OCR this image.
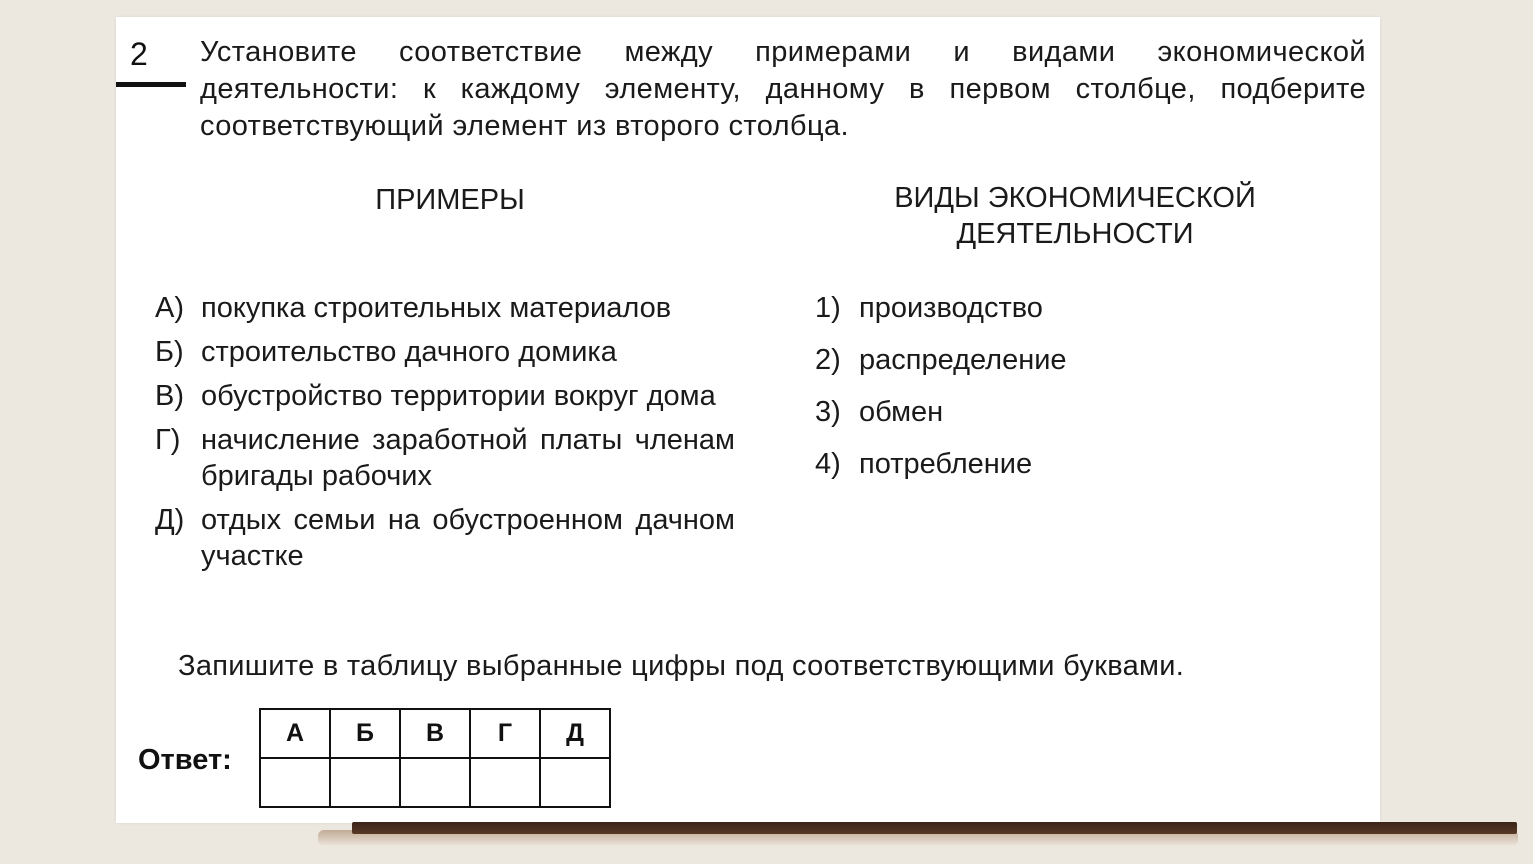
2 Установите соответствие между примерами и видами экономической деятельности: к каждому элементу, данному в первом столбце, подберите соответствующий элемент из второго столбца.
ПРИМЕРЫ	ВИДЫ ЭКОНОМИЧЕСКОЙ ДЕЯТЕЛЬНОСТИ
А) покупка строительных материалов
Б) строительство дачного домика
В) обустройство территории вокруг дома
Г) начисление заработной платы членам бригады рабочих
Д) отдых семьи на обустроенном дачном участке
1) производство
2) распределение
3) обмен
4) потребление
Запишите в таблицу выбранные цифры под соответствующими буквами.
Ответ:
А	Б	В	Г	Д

= = =

▶ **PROMPT**: Above are records with pictures; repeat the records exactly and leave the pictures out.

▶ **OUTPUT OF THE EXERCISE**:
OCR this image.
2 Установите соответствие между примерами и видами экономической деятельности: к каждому элементу, данному в первом столбце, подберите соответствующий элемент из второго столбца.
ПРИМЕРЫ	ВИДЫ ЭКОНОМИЧЕСКОЙ ДЕЯТЕЛЬНОСТИ
А) покупка строительных материалов
Б) строительство дачного домика
В) обустройство территории вокруг дома
Г) начисление заработной платы членам бригады рабочих
Д) отдых семьи на обустроенном дачном участке
1) производство
2) распределение
3) обмен
4) потребление
Запишите в таблицу выбранные цифры под соответствующими буквами.
Ответ:
А	Б	В	Г	Д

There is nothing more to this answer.